*WHAT YOU HAVE TO DO*
In the material, reproduce the stretch from the line containing "Output each element" through the line containing "footnote: stockassessment.org, pa81, r6063", replacing "Year" with "Time" and leaving everything else unchanged.

*LISTING*
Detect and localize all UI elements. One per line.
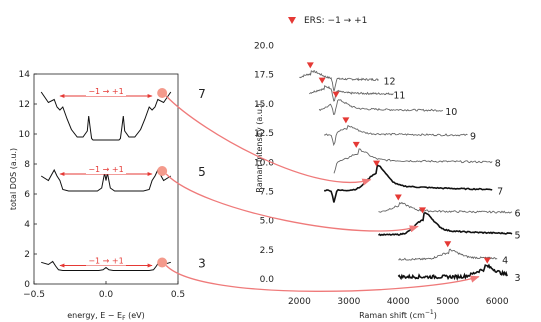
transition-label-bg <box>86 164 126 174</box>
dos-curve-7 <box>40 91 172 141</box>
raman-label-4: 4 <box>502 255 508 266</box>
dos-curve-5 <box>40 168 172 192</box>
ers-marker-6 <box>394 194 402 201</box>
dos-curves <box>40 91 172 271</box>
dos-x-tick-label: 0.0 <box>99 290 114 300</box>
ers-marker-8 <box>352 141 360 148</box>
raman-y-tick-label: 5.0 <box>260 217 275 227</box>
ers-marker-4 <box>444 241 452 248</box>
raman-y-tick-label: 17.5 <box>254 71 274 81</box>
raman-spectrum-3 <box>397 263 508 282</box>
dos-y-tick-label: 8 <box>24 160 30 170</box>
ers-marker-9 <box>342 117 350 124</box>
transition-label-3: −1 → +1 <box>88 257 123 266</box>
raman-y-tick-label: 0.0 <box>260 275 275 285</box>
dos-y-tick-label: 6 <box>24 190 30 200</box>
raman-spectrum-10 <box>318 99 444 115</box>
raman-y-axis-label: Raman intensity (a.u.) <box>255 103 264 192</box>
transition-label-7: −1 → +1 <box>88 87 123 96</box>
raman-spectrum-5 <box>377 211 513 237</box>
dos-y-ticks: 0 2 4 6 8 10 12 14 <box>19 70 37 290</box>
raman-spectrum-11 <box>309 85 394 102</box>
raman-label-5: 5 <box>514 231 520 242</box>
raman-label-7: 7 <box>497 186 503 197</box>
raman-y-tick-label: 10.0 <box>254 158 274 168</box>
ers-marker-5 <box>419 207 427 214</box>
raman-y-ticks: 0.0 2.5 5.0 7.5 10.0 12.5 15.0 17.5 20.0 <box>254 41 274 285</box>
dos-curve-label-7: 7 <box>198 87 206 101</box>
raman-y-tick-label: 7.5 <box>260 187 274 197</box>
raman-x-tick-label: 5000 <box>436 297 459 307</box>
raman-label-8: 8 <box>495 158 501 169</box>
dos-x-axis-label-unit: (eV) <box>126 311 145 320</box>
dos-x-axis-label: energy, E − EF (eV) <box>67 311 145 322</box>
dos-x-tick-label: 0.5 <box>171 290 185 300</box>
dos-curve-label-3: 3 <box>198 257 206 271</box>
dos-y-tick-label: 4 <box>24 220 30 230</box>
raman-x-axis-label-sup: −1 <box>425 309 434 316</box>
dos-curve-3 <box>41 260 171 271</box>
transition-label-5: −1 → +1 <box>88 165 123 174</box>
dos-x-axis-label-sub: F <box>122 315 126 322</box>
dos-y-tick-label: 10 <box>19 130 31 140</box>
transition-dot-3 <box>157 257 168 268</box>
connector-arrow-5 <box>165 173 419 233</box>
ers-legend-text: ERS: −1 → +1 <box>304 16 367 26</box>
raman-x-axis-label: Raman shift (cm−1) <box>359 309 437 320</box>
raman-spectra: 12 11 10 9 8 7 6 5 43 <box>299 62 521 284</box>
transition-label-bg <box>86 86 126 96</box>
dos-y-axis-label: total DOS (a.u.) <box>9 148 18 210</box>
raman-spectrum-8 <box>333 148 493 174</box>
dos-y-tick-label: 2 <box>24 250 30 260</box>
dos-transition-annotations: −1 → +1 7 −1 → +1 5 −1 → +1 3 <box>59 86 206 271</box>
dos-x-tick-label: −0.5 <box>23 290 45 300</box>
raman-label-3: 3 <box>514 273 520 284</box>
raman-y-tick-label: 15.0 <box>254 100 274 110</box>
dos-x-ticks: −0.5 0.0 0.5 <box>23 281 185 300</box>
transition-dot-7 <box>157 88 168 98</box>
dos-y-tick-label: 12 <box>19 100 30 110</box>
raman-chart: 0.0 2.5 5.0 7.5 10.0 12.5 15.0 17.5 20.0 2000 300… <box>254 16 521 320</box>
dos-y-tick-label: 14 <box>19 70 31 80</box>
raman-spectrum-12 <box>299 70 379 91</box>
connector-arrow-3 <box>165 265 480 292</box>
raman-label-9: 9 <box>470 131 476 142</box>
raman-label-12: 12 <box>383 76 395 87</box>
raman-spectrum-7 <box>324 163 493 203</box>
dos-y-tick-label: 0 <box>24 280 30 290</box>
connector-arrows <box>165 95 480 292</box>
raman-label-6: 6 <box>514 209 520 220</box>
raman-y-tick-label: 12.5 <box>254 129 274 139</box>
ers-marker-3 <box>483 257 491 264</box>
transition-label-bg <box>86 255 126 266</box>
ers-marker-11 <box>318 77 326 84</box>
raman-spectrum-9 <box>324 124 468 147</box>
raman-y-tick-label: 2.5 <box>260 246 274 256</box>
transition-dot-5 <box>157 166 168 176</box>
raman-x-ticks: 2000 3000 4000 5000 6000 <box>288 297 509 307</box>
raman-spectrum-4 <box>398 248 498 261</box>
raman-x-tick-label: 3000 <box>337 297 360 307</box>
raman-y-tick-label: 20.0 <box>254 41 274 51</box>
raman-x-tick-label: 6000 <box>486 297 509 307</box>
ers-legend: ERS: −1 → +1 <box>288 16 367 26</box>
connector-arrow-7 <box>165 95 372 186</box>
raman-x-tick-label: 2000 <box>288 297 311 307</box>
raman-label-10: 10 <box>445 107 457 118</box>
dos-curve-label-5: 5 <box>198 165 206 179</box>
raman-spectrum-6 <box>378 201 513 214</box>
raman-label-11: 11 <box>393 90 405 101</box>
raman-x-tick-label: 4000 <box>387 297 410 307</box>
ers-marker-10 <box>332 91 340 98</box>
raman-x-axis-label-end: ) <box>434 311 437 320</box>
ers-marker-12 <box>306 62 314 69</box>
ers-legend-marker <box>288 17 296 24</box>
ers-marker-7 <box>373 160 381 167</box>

---

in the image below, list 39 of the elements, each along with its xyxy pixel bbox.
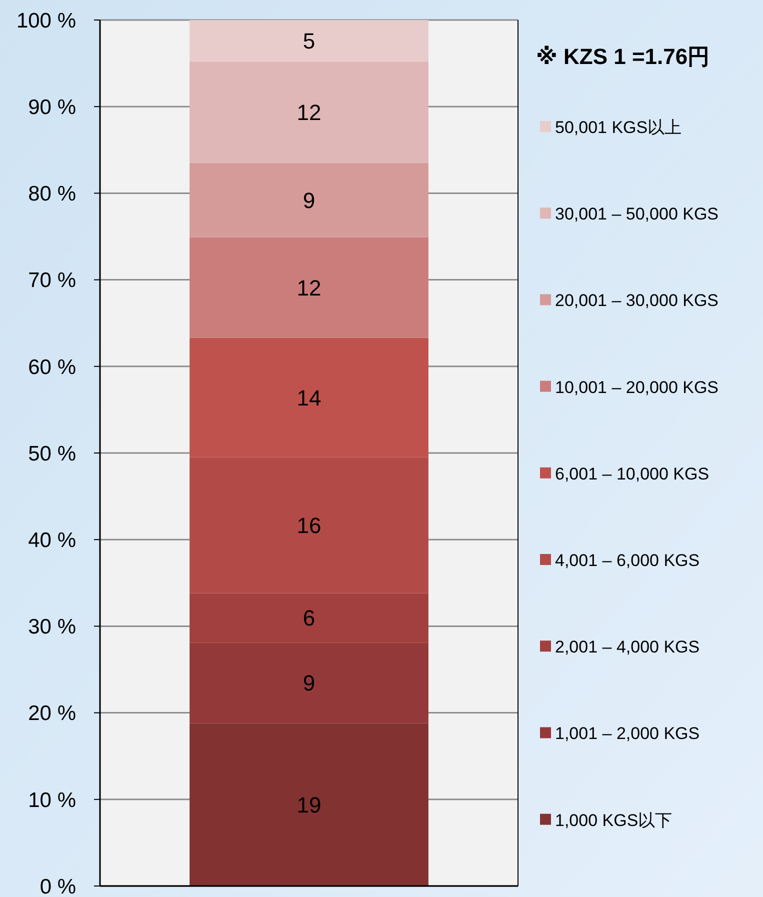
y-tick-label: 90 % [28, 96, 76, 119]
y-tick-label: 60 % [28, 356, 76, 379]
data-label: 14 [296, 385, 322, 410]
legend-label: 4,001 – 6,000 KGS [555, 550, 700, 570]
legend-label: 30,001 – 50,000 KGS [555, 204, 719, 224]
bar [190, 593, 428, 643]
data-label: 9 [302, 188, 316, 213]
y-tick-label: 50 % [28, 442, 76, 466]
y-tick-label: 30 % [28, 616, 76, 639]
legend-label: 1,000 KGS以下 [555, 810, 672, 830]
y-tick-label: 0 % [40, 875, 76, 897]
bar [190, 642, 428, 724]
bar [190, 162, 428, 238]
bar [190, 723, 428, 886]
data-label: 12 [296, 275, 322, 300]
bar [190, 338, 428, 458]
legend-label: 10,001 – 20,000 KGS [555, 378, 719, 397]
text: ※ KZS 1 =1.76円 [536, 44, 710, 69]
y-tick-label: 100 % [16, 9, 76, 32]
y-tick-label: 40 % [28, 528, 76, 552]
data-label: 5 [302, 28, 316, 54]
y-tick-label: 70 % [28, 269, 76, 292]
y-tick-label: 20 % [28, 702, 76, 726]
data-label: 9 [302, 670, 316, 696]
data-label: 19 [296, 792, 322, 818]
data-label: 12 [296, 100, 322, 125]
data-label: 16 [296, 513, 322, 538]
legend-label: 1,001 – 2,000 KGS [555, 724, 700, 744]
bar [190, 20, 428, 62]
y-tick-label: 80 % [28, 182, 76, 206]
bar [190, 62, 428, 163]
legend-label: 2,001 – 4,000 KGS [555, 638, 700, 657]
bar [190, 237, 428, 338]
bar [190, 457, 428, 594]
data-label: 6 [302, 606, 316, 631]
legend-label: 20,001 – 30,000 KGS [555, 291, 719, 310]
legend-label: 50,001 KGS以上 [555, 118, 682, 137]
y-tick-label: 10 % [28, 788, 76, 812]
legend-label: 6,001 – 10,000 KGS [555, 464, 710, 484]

--

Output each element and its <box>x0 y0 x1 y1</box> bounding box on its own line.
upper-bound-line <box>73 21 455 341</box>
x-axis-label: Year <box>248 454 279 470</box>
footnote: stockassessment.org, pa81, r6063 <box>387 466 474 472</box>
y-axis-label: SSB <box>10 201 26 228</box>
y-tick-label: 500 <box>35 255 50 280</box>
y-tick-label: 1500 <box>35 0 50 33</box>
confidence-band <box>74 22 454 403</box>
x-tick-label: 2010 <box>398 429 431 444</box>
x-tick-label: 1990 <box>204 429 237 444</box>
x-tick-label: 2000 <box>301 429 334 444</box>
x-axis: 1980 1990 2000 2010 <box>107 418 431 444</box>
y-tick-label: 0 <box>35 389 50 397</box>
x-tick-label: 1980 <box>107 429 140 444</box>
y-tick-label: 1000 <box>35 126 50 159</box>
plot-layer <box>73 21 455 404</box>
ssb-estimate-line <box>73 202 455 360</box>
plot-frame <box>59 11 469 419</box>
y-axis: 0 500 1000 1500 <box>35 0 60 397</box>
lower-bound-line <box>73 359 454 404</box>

*COMPLETE OUTPUT*
Output each element and its <box>x0 y0 x1 y1</box> bounding box on its own line.
upper-bound-line <box>73 21 455 341</box>
x-axis-label: Time <box>248 454 279 470</box>
footnote: stockassessment.org, pa81, r6063 <box>387 466 474 472</box>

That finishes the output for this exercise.